- Set problem:
Transcribe each of the records below exactly, excluding all pictures.

- Listed records:

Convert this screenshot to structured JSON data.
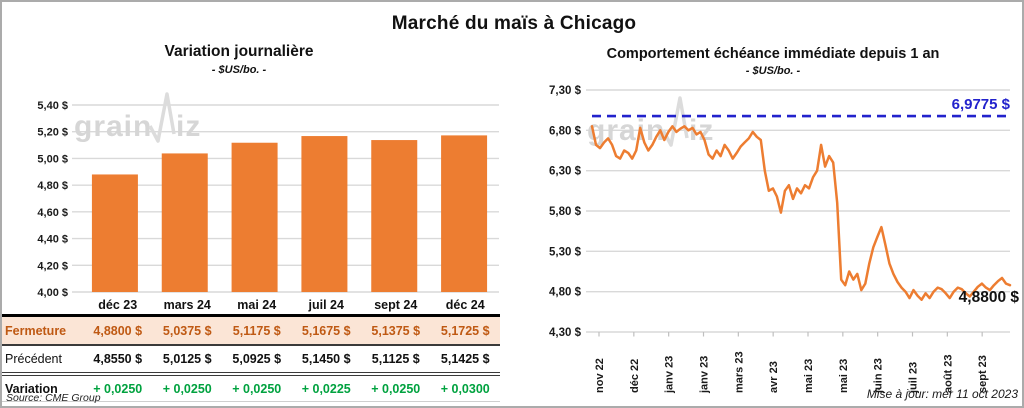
{
  "header": {
    "title": "Marché du maïs à Chicago"
  },
  "footer": {
    "source": "Source: CME Group",
    "updated": "Mise à jour: mer 11 oct 2023"
  },
  "watermark": {
    "left": "grain",
    "right": "iz"
  },
  "colors": {
    "series_orange": "#ED7D31",
    "threshold_blue": "#2222CC",
    "gridline": "#D9D9D9",
    "fermeture_bg": "#FBE5D6",
    "fermeture_text": "#BF5913",
    "variation_green": "#00A23F"
  },
  "chart_data": [
    {
      "type": "bar",
      "title": "Variation journalière",
      "subtitle": "- $US/bo. -",
      "categories": [
        "déc 23",
        "mars 24",
        "mai 24",
        "juil 24",
        "sept 24",
        "déc 24"
      ],
      "values": [
        4.88,
        5.0375,
        5.1175,
        5.1675,
        5.1375,
        5.1725
      ],
      "ylim": [
        4.0,
        5.4
      ],
      "ytick_step": 0.2,
      "ytick_labels": [
        "5,40 $",
        "5,20 $",
        "5,00 $",
        "4,80 $",
        "4,60 $",
        "4,40 $",
        "4,20 $",
        "4,00 $"
      ],
      "grid": true,
      "legend": "none"
    },
    {
      "type": "line",
      "title": "Comportement échéance immédiate depuis 1 an",
      "subtitle": "- $US/bo. -",
      "x_tick_labels": [
        "nov 22",
        "déc 22",
        "janv 23",
        "janv 23",
        "mars 23",
        "avr 23",
        "mai 23",
        "mai 23",
        "juin 23",
        "juil 23",
        "août 23",
        "sept 23"
      ],
      "values": [
        6.85,
        6.62,
        6.58,
        6.65,
        6.7,
        6.62,
        6.48,
        6.45,
        6.55,
        6.52,
        6.45,
        6.55,
        6.83,
        6.65,
        6.55,
        6.62,
        6.72,
        6.8,
        6.68,
        6.78,
        6.85,
        6.78,
        6.82,
        6.85,
        6.8,
        6.83,
        6.75,
        6.78,
        6.68,
        6.5,
        6.45,
        6.55,
        6.48,
        6.62,
        6.55,
        6.45,
        6.52,
        6.6,
        6.65,
        6.7,
        6.78,
        6.72,
        6.68,
        6.3,
        6.05,
        6.08,
        5.98,
        5.78,
        6.05,
        6.12,
        5.95,
        6.08,
        6.02,
        6.12,
        6.08,
        6.22,
        6.3,
        6.62,
        6.35,
        6.48,
        6.4,
        5.9,
        4.95,
        4.88,
        5.05,
        4.95,
        5.02,
        4.82,
        4.9,
        5.15,
        5.35,
        5.48,
        5.6,
        5.38,
        5.15,
        5.02,
        4.92,
        4.85,
        4.8,
        4.72,
        4.82,
        4.75,
        4.7,
        4.78,
        4.72,
        4.8,
        4.85,
        4.83,
        4.78,
        4.72,
        4.8,
        4.85,
        4.83,
        4.78,
        4.74,
        4.8,
        4.86,
        4.9,
        4.85,
        4.82,
        4.88,
        4.93,
        4.97,
        4.9,
        4.88
      ],
      "ylim": [
        4.3,
        7.3
      ],
      "ytick_step": 0.5,
      "ytick_labels": [
        "7,30 $",
        "6,80 $",
        "6,30 $",
        "5,80 $",
        "5,30 $",
        "4,80 $",
        "4,30 $"
      ],
      "threshold": {
        "value": 6.9775,
        "label": "6,9775 $"
      },
      "last_value": 4.88,
      "last_label": "4,8800 $",
      "grid": true,
      "legend": "none"
    }
  ],
  "table": {
    "corner": "",
    "columns": [
      "déc 23",
      "mars 24",
      "mai 24",
      "juil 24",
      "sept 24",
      "déc 24"
    ],
    "rows": [
      {
        "key": "fermeture",
        "label": "Fermeture",
        "values": [
          "4,8800 $",
          "5,0375 $",
          "5,1175 $",
          "5,1675 $",
          "5,1375 $",
          "5,1725 $"
        ]
      },
      {
        "key": "precedent",
        "label": "Précédent",
        "values": [
          "4,8550 $",
          "5,0125 $",
          "5,0925 $",
          "5,1450 $",
          "5,1125 $",
          "5,1425 $"
        ]
      },
      {
        "key": "variation",
        "label": "Variation",
        "values": [
          "+ 0,0250",
          "+ 0,0250",
          "+ 0,0250",
          "+ 0,0225",
          "+ 0,0250",
          "+ 0,0300"
        ]
      }
    ]
  }
}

- Problem solution:
Convert this screenshot to structured JSON data.
{
  "header": {
    "title": "Marché du maïs à Chicago"
  },
  "footer": {
    "source": "Source: CME Group",
    "updated": "Mise à jour: mer 11 oct 2023"
  },
  "watermark": {
    "left": "grain",
    "right": "iz"
  },
  "colors": {
    "series_orange": "#ED7D31",
    "threshold_blue": "#2222CC",
    "gridline": "#D9D9D9",
    "fermeture_bg": "#FBE5D6",
    "fermeture_text": "#BF5913",
    "variation_green": "#00A23F"
  },
  "chart_data": [
    {
      "type": "bar",
      "title": "Variation journalière",
      "subtitle": "- $US/bo. -",
      "categories": [
        "déc 23",
        "mars 24",
        "mai 24",
        "juil 24",
        "sept 24",
        "déc 24"
      ],
      "values": [
        4.88,
        5.0375,
        5.1175,
        5.1675,
        5.1375,
        5.1725
      ],
      "ylim": [
        4.0,
        5.4
      ],
      "ytick_step": 0.2,
      "ytick_labels": [
        "5,40 $",
        "5,20 $",
        "5,00 $",
        "4,80 $",
        "4,60 $",
        "4,40 $",
        "4,20 $",
        "4,00 $"
      ],
      "grid": true,
      "legend": "none"
    },
    {
      "type": "line",
      "title": "Comportement échéance immédiate depuis 1 an",
      "subtitle": "- $US/bo. -",
      "x_tick_labels": [
        "nov 22",
        "déc 22",
        "janv 23",
        "janv 23",
        "mars 23",
        "avr 23",
        "mai 23",
        "mai 23",
        "juin 23",
        "juil 23",
        "août 23",
        "sept 23"
      ],
      "values": [
        6.85,
        6.62,
        6.58,
        6.65,
        6.7,
        6.62,
        6.48,
        6.45,
        6.55,
        6.52,
        6.45,
        6.55,
        6.83,
        6.65,
        6.55,
        6.62,
        6.72,
        6.8,
        6.68,
        6.78,
        6.85,
        6.78,
        6.82,
        6.85,
        6.8,
        6.83,
        6.75,
        6.78,
        6.68,
        6.5,
        6.45,
        6.55,
        6.48,
        6.62,
        6.55,
        6.45,
        6.52,
        6.6,
        6.65,
        6.7,
        6.78,
        6.72,
        6.68,
        6.3,
        6.05,
        6.08,
        5.98,
        5.78,
        6.05,
        6.12,
        5.95,
        6.08,
        6.02,
        6.12,
        6.08,
        6.22,
        6.3,
        6.62,
        6.35,
        6.48,
        6.4,
        5.9,
        4.95,
        4.88,
        5.05,
        4.95,
        5.02,
        4.82,
        4.9,
        5.15,
        5.35,
        5.48,
        5.6,
        5.38,
        5.15,
        5.02,
        4.92,
        4.85,
        4.8,
        4.72,
        4.82,
        4.75,
        4.7,
        4.78,
        4.72,
        4.8,
        4.85,
        4.83,
        4.78,
        4.72,
        4.8,
        4.85,
        4.83,
        4.78,
        4.74,
        4.8,
        4.86,
        4.9,
        4.85,
        4.82,
        4.88,
        4.93,
        4.97,
        4.9,
        4.88
      ],
      "ylim": [
        4.3,
        7.3
      ],
      "ytick_step": 0.5,
      "ytick_labels": [
        "7,30 $",
        "6,80 $",
        "6,30 $",
        "5,80 $",
        "5,30 $",
        "4,80 $",
        "4,30 $"
      ],
      "threshold": {
        "value": 6.9775,
        "label": "6,9775 $"
      },
      "last_value": 4.88,
      "last_label": "4,8800 $",
      "grid": true,
      "legend": "none"
    }
  ],
  "table": {
    "corner": "",
    "columns": [
      "déc 23",
      "mars 24",
      "mai 24",
      "juil 24",
      "sept 24",
      "déc 24"
    ],
    "rows": [
      {
        "key": "fermeture",
        "label": "Fermeture",
        "values": [
          "4,8800 $",
          "5,0375 $",
          "5,1175 $",
          "5,1675 $",
          "5,1375 $",
          "5,1725 $"
        ]
      },
      {
        "key": "precedent",
        "label": "Précédent",
        "values": [
          "4,8550 $",
          "5,0125 $",
          "5,0925 $",
          "5,1450 $",
          "5,1125 $",
          "5,1425 $"
        ]
      },
      {
        "key": "variation",
        "label": "Variation",
        "values": [
          "+ 0,0250",
          "+ 0,0250",
          "+ 0,0250",
          "+ 0,0225",
          "+ 0,0250",
          "+ 0,0300"
        ]
      }
    ]
  }
}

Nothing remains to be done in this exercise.